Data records
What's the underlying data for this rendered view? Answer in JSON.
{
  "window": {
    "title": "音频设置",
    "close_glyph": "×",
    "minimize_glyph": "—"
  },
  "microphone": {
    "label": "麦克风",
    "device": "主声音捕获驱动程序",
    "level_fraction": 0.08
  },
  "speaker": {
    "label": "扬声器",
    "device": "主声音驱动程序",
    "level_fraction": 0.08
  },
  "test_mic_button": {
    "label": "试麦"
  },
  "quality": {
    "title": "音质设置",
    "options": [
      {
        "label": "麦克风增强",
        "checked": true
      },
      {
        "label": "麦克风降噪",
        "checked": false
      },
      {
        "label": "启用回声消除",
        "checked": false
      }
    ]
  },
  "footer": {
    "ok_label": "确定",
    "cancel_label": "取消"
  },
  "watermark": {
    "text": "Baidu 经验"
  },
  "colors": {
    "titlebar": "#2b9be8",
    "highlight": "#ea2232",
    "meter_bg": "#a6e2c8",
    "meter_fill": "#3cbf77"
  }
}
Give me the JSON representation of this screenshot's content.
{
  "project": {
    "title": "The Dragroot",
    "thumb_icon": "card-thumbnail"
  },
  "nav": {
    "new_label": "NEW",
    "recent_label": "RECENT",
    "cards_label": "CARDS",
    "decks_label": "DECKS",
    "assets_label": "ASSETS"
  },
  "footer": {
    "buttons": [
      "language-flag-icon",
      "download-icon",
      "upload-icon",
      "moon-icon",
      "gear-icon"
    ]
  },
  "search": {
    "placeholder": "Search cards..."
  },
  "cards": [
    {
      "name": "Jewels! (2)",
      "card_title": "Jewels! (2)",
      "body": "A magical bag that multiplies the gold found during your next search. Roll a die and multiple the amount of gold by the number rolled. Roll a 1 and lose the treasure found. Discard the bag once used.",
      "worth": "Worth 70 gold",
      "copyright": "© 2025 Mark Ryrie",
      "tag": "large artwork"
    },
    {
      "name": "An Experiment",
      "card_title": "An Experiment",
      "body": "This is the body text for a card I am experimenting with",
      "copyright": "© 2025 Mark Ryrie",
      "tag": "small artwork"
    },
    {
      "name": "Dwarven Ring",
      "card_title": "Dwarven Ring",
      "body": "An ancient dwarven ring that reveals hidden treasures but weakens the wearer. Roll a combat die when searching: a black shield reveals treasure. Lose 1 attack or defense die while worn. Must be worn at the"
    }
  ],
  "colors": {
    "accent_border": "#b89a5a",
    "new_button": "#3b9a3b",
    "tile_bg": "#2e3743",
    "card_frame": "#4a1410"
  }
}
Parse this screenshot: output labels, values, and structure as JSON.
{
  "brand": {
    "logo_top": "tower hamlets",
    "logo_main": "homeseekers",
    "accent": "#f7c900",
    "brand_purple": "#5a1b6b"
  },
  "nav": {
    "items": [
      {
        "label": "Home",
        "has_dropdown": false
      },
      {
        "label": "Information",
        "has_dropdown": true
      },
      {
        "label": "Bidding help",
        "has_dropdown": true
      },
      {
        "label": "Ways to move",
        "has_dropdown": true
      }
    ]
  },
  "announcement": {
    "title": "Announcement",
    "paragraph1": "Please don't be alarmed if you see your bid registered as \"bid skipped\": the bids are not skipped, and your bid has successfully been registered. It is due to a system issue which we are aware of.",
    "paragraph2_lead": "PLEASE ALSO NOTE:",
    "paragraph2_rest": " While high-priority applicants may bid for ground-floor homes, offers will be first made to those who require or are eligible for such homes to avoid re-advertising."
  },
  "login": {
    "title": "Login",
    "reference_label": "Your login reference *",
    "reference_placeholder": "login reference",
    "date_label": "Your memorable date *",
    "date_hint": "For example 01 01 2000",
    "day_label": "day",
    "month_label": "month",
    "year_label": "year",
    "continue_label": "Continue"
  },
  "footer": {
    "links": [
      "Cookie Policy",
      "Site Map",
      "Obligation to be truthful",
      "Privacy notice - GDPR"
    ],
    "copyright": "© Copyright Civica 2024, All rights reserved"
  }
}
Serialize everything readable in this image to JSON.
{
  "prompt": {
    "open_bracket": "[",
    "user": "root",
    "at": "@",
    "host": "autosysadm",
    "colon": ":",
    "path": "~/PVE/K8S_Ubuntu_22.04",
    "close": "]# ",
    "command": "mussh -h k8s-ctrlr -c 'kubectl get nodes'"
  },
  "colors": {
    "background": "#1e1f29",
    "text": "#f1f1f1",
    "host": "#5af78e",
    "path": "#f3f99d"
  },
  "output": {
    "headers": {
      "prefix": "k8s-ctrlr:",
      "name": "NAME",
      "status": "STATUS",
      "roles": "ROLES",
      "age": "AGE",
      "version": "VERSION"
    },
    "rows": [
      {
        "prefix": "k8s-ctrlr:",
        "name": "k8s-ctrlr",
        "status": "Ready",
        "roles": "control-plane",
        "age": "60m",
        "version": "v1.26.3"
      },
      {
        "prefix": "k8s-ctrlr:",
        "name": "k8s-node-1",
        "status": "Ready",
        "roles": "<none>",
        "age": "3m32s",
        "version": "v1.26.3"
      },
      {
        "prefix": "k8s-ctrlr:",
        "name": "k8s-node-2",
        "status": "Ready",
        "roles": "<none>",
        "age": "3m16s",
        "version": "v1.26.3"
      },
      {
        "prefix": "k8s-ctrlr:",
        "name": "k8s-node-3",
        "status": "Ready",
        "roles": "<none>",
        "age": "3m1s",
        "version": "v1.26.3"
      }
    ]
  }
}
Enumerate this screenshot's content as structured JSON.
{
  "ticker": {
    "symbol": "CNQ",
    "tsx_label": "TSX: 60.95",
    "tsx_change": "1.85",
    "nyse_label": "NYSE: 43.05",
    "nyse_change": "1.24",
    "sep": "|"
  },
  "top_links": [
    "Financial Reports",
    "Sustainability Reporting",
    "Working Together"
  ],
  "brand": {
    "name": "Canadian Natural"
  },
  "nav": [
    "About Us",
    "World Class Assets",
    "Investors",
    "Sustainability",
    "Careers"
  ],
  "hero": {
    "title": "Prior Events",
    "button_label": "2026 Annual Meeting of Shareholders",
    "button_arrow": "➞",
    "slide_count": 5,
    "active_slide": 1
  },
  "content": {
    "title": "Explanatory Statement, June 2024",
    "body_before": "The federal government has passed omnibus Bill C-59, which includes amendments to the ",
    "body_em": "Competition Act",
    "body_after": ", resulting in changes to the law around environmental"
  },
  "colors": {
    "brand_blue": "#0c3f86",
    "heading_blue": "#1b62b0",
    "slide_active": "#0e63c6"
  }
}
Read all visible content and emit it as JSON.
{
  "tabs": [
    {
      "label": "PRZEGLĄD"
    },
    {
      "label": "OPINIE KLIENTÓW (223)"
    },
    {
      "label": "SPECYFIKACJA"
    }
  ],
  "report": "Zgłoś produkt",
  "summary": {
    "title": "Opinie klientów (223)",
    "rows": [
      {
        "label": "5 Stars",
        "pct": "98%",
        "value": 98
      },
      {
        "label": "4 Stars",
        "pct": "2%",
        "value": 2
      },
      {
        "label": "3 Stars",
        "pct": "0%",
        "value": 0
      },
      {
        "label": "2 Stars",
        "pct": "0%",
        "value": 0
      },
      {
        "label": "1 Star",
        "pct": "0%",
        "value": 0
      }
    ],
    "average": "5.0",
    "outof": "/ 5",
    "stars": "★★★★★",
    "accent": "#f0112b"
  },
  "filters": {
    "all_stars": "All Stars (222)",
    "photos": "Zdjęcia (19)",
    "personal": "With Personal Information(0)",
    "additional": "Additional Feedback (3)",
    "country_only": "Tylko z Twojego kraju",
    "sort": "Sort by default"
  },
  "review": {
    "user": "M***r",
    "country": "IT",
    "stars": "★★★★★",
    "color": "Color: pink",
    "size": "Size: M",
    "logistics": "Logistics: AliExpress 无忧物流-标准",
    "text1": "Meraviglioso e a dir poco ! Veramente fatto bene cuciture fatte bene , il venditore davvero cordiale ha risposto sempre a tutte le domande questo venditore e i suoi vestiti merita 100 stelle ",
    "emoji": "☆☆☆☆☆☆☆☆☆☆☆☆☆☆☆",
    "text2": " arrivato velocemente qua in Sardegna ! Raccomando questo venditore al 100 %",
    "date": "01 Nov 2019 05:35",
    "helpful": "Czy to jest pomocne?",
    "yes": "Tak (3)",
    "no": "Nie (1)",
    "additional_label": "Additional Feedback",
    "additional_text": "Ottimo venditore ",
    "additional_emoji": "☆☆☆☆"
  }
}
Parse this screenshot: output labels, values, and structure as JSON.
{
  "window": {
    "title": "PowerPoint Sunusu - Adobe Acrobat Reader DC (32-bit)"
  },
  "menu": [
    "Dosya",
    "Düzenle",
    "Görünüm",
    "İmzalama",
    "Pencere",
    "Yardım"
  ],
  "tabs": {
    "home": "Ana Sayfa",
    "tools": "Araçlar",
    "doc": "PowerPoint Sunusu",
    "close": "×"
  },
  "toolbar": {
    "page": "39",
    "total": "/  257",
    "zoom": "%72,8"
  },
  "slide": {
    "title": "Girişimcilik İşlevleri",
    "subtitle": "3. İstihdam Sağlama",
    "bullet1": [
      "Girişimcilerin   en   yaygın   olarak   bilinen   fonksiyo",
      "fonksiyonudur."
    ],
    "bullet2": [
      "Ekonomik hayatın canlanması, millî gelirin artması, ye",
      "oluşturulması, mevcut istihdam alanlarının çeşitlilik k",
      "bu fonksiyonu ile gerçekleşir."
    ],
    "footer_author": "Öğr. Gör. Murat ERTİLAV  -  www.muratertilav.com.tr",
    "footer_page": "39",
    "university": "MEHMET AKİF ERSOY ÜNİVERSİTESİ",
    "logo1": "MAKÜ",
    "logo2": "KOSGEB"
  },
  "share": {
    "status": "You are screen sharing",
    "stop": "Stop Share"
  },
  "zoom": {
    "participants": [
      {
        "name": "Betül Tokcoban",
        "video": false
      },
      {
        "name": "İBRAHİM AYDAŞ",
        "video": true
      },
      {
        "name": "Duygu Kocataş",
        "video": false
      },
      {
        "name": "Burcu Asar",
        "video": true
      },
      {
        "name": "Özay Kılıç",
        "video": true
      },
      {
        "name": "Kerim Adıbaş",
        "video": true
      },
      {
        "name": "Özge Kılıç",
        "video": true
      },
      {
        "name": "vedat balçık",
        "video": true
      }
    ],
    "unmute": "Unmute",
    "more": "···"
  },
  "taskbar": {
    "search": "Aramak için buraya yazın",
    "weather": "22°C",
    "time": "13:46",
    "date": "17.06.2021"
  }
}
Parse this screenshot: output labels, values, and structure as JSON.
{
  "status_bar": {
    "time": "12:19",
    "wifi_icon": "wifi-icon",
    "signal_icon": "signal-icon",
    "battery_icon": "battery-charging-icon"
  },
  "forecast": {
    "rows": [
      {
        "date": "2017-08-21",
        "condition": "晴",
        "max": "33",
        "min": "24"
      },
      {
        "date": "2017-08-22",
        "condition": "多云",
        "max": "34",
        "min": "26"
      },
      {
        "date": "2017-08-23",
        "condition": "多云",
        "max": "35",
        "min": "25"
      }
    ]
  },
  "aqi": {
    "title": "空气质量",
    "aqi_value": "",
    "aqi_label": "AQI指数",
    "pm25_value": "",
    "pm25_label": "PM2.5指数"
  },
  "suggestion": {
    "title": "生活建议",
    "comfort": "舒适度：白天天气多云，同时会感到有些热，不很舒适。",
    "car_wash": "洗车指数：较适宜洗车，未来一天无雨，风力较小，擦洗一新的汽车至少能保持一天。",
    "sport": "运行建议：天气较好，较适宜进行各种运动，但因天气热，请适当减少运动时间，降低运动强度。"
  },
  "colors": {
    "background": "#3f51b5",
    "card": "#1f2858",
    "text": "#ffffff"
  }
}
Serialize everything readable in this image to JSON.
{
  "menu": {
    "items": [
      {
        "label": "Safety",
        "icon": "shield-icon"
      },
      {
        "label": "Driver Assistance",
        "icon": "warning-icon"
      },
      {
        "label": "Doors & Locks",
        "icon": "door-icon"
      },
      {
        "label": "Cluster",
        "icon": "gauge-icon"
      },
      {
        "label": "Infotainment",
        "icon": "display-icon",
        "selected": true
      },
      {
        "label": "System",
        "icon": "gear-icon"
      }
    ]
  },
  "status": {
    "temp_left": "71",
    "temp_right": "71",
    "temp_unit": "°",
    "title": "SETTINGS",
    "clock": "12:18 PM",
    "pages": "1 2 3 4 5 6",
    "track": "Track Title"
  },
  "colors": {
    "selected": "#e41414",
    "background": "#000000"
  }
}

__What you need to do__. All lines above containing the string "venditore" are to be collected.

__Task output__.
    "text1": "Meraviglioso e a dir poco ! Veramente fatto bene cuciture fatte bene , il venditore davvero cordiale ha risposto sempre a tutte le domande questo venditore e i suoi vestiti merita 100 stelle ",
    "text2": " arrivato velocemente qua in Sardegna ! Raccomando questo venditore al 100 %",
    "additional_text": "Ottimo venditore ",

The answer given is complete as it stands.